* **Textauszug**:
____
Auf dem Gebiet der Lyrik entwickelte sich aus dem höfischen Minnesang der bürgerliche Meistersang. Aus den Liedern der niederen Minne entstand das Volkslied, das oft durch Kontrafaktur2 zum Kirchenlied weiterverwandelt wurde.
Durch Prosa-Auflösungen der mittelhochdeutschen Versepen entstanden als sogenannte Volksbücher die ersten Helden-, Ritter- und Abenteuerromane. Kürzere Erzählungen wie Fabeln, Novellen, Schwänke und Fazetien3 wurden, angeregt durch Boccaccios Decamerone (1349/53), vielfach gesammelt und gebündelt herausgegeben. – Für das religiöse Publikum gab es Predigtsammlungen und erbauliche Andachts-, Gebets- und Sterbebüchlein.
Das geistliche Spiel, das aus der lateinischen Liturgie der Ostermesse hervorgegangen war, führte bald zur dialogischen Darstellung des Heilsgeschehens anlässlich anderer Kirchenfeste. Den ursprünglichen Osterspielen traten Weihnachtsspiele, Fronleichnams- und Passionsspiele zur Seite, deren immer volkreichere Aufführungen endlich aus der Kirche auf den Marktplatz verlegt werden mussten, wo sie in der Schwellform mehrtägiger Festspiele oft die Bürgerschaft ganzer Städte beherrschten. – Neben dem geistlichen Spiel gab es als weltlichen Vorläufer des Dramas das possenhafte Fastnachtspiel mit dem Hang zu grobianischer Verwilderung. Beide volkstümlichen Vorformen wurden nach der Reformation vom humanistischen Schuldrama abgelöst. Das Humanistendrama, das zuerst der lateinischen Sprach- und Redeschulung diente, knüpfte an das antike Drama an und führte die Spieldauer und die Zahl der Darsteller auf ein vernünftiges Maß zurück. Als auf Anregung Luthers und Melanchthons (1497–1560) das Schuldrama in deutscher Sprache Konfliktstoffe der Reformation aufgriff, antwortete die Gegenreformation mit dem sogenannten Jesuitendrama (vgl. Kap. 3b).
Darüber hinaus bediente man sich in der geistig-politischen Auseinandersetzung der alten Form des Streitgesprächs, des öffentlichen Briefes und neuerdings der Flugschrift und des Flugblattes. In allen diesen Formen aber sprachen die Autoren mit Vorliebe allegorisch (vgl. Kap. 3, Anm. 14), lehrhaft (vgl. Kap. 1, Anm. 30) und satirisch (vgl. Kap. 8, Anm. 11).
a) Volkstümliche Schriftsteller
Als Totenklage für seine Frau Margaretha verfasste der Schulrektor und Notar JOHANNES VON TEPL (um 1350 bis 1414) in Saaz ein Streitgespräch mit dem Tode. Einem dichterischen Topos4 folgend, stellt er sich darin dem Tod als ein Mann der Feder vor: »Ich bins genant ein ackerman, von vogelwat ist mein pflug, und wone in Behemer lande.« Das in der Form eines mittelalterlichen Gerichtsprozesses angelegte Streitgespräch heißt danach Der Ackermann aus Böhmen (kurz nach 1400).
____
* **Aufgaben**:
[1] Beantworte zum Textauszug zur Literaturgeschichte diese Fragen:
(a) Woraus entwickelte sich der bürgerliche Meistersang?
(b) Wohin mussten die Aufführungen der geistlichen Spiele verlegt werden?
(c) Welchen Titel trägt das Streitgespräch des Johannes von Tepl?
[2] Knüpfe an den Textauszug zur Literaturgeschichte an und schreibe ihn nach seinem letzten Satz weiter.

Angaben zu Elementgrenzen
____
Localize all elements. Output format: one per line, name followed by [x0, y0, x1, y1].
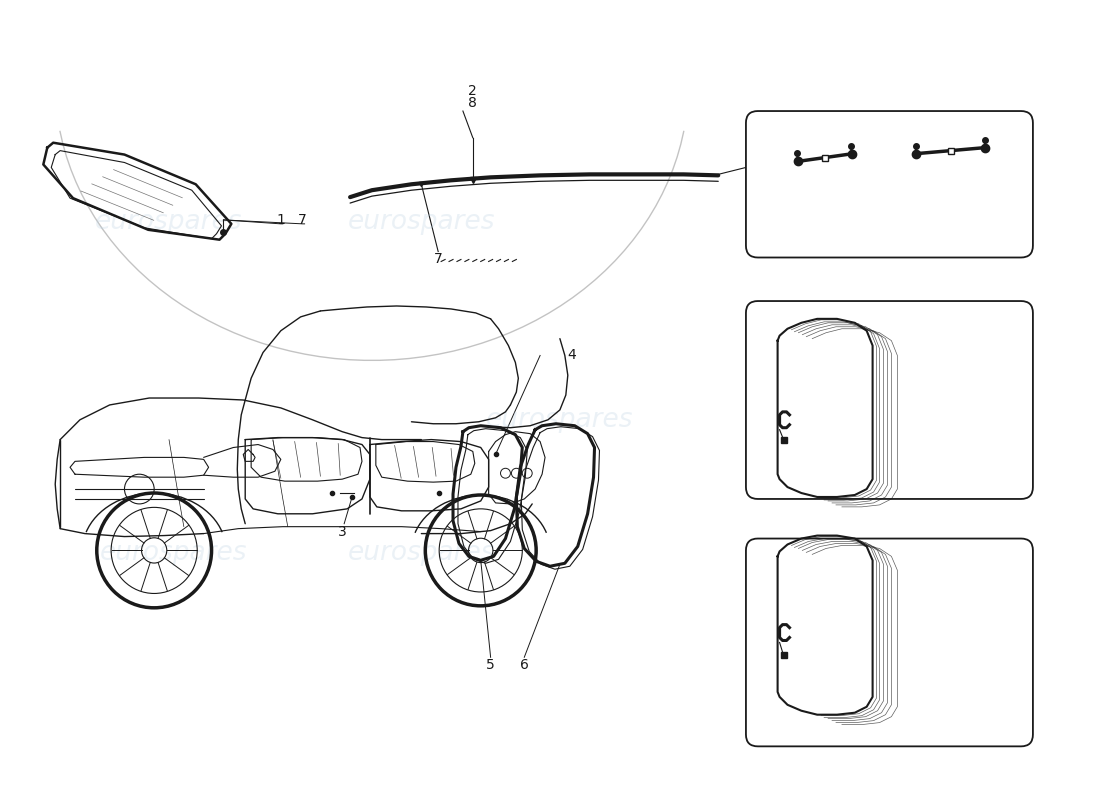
- Text: eurospares: eurospares: [348, 540, 495, 566]
- Text: 8: 8: [469, 96, 477, 110]
- Text: 11: 11: [947, 226, 965, 238]
- Text: 14: 14: [828, 579, 846, 593]
- Text: 7: 7: [298, 213, 307, 227]
- Text: 6: 6: [520, 658, 529, 672]
- Text: 10: 10: [947, 570, 965, 582]
- Text: 3: 3: [338, 525, 346, 538]
- Text: 5: 5: [486, 658, 495, 672]
- FancyBboxPatch shape: [746, 111, 1033, 258]
- Text: 7: 7: [433, 253, 442, 266]
- FancyBboxPatch shape: [746, 538, 1033, 746]
- Text: 13: 13: [943, 414, 959, 426]
- Text: 2: 2: [469, 84, 477, 98]
- FancyBboxPatch shape: [746, 301, 1033, 499]
- Text: 9: 9: [947, 395, 955, 409]
- Text: 12: 12: [895, 226, 913, 238]
- Text: 1: 1: [276, 213, 285, 227]
- Text: eurospares: eurospares: [96, 209, 243, 235]
- Text: eurospares: eurospares: [348, 209, 495, 235]
- Text: eurospares: eurospares: [100, 540, 248, 566]
- Text: 4: 4: [568, 349, 576, 362]
- Text: eurospares: eurospares: [486, 406, 634, 433]
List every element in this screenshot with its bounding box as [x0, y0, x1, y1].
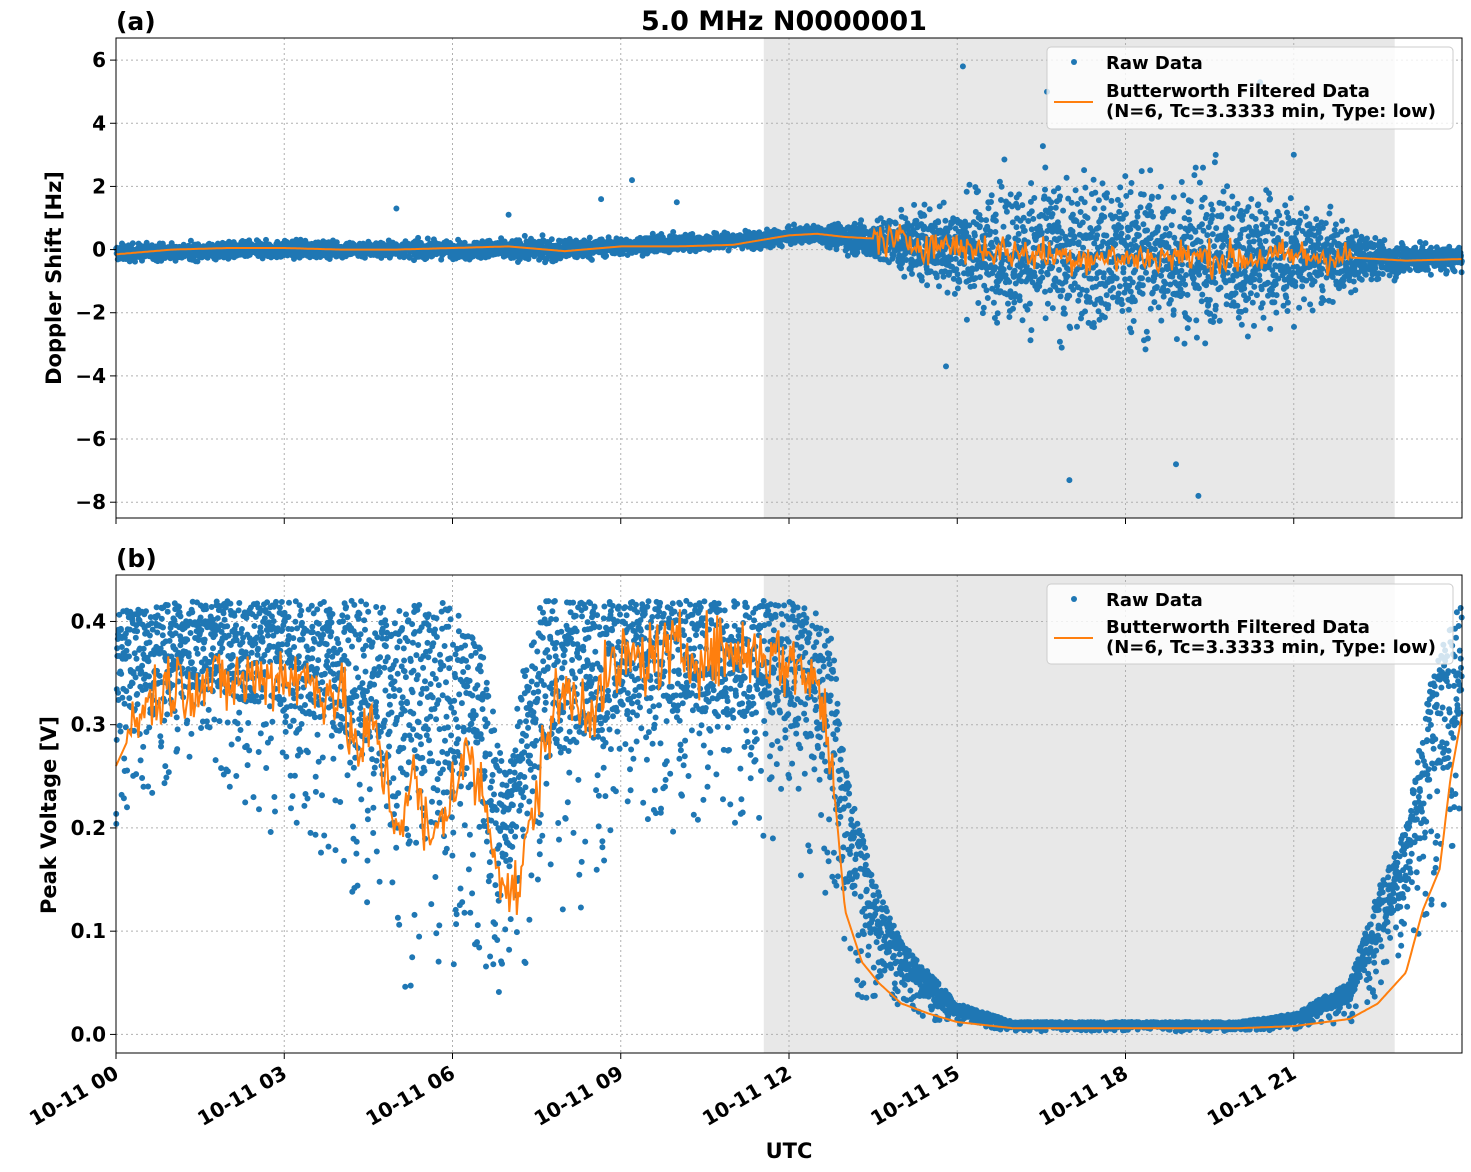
y-tick-label: −8 — [75, 490, 106, 514]
y-tick-label: 2 — [92, 174, 106, 198]
y-tick-label: 0.0 — [71, 1022, 106, 1046]
y-tick-label: −6 — [75, 427, 106, 451]
x-tick-label: 10-11 21 — [1203, 1061, 1301, 1131]
panel-a-label: (a) — [116, 7, 156, 36]
panel-b-ylabel: Peak Voltage [V] — [37, 716, 61, 914]
x-tick-label: 10-11 03 — [193, 1061, 291, 1131]
legend-box — [1046, 583, 1454, 665]
legend-raw-marker — [1071, 596, 1077, 602]
y-tick-label: −2 — [75, 301, 106, 325]
panel-b-raw-series — [113, 597, 1465, 1035]
legend-raw-label: Raw Data — [1106, 590, 1203, 611]
panel-a-filtered-line — [115, 223, 1462, 280]
panel-a-x-ticks — [115, 518, 1295, 524]
y-tick-label: 0 — [92, 238, 106, 262]
x-axis-label: UTC — [766, 1139, 813, 1163]
legend-filtered-label: Butterworth Filtered Data — [1106, 81, 1370, 102]
y-tick-label: 4 — [92, 111, 106, 135]
x-tick-label: 10-11 15 — [866, 1061, 964, 1131]
x-tick-label: 10-11 12 — [698, 1061, 796, 1131]
legend-filtered-label: Butterworth Filtered Data — [1106, 617, 1370, 638]
legend-raw-label: Raw Data — [1106, 53, 1203, 74]
panel-a-raw-series — [113, 63, 1465, 499]
panel-a: 6 4 2 0 −2 −4 −6 −8 (a) Doppler Shift [Hz] Raw … — [42, 7, 1465, 524]
legend-filtered-params: (N=6, Tc=3.3333 min, Type: low) — [1106, 637, 1436, 658]
panel-a-legend: Raw Data Butterworth Filtered Data (N=6,… — [1046, 46, 1454, 130]
legend-filtered-params: (N=6, Tc=3.3333 min, Type: low) — [1106, 101, 1436, 122]
y-tick-label: 0.1 — [71, 919, 106, 943]
x-tick-label: 10-11 00 — [25, 1061, 123, 1131]
panel-b: 0.4 0.3 0.2 0.1 0.0 10-11 00 10-11 03 10-11 06… — [25, 544, 1465, 1131]
panel-b-legend: Raw Data Butterworth Filtered Data (N=6,… — [1046, 583, 1454, 665]
legend-raw-marker — [1071, 59, 1077, 65]
panel-a-y-ticks: 6 4 2 0 −2 −4 −6 −8 — [75, 48, 116, 514]
x-tick-label: 10-11 18 — [1034, 1061, 1132, 1131]
y-tick-label: 0.4 — [71, 609, 106, 633]
y-tick-label: 6 — [92, 48, 106, 72]
y-tick-label: 0.2 — [71, 816, 106, 840]
figure-title: 5.0 MHz N0000001 — [641, 6, 927, 37]
x-tick-label: 10-11 06 — [361, 1061, 459, 1131]
panel-b-label: (b) — [116, 544, 157, 573]
raw-data-points — [113, 63, 1465, 499]
panel-a-ylabel: Doppler Shift [Hz] — [42, 171, 66, 385]
panel-b-x-ticks: 10-11 00 10-11 03 10-11 06 10-11 09 10-11 12… — [25, 1053, 1300, 1131]
y-tick-label: −4 — [75, 364, 106, 388]
legend-box — [1046, 46, 1454, 130]
x-tick-label: 10-11 09 — [530, 1061, 628, 1131]
y-tick-label: 0.3 — [71, 713, 106, 737]
raw-data-points — [113, 597, 1465, 1035]
panel-b-filtered-line — [115, 609, 1463, 1030]
panel-b-y-ticks: 0.4 0.3 0.2 0.1 0.0 — [71, 609, 116, 1046]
____
* **Lösungen**:
[1]
(a) Aus dem höfischen Minnesang.
(b) Aus der Kirche auf den Marktplatz.
(c) Der Ackermann aus Böhmen.

[2]
Des Raubes und Mordes angeklagt, begegnet der Tod dem Ackermann zuerst mit kaltem Spott. Nachdem sich der aufgebrachte Kläger aber mäßigt und der Dialog5 von dem persönlichen Anlass zu einer grundsätzlichen Betrachtung von Leben und Tod übergeht, rät der Tod begütigend zu stoischer und augustinischer Weltverachtung:
[…] alles irdisch ding und lieb muß zu leide werden. Leid ist liebes ende, der freuden ende trauren ist, nach lust unlust muß komen, willens ende ist unwillen. Zu solchem ende laufen alle lebendige ding.
Der Ackermann verteidigt gegenüber solchen Hinweisen auf Nichtigkeit und Vergänglichkeit die Schönheit des Lebens und das menschliche Glücksverlangen; bis nach 32 Kapitelchen, in denen abwechselnd der Tod und der Ackermann sprechen, im 33. Kapitel das Urteil Gottes ergeht:
Der klaget, das nicht sein ist; diser rümet sich herschaft, die er nicht von ihm selber hat. Jedoch der krieg ist nicht gar one sache: ir habet beide wol gefochten. Den twinget leid zu klagen, disen die anfechtung des klagers, die warheit zu sagen. Darumb: klager, habe ere, Tod, habe sige, seit [weil] jeder mensche das leben dem Tode, den leib der erden, die sele uns pflichtig ist zu geben.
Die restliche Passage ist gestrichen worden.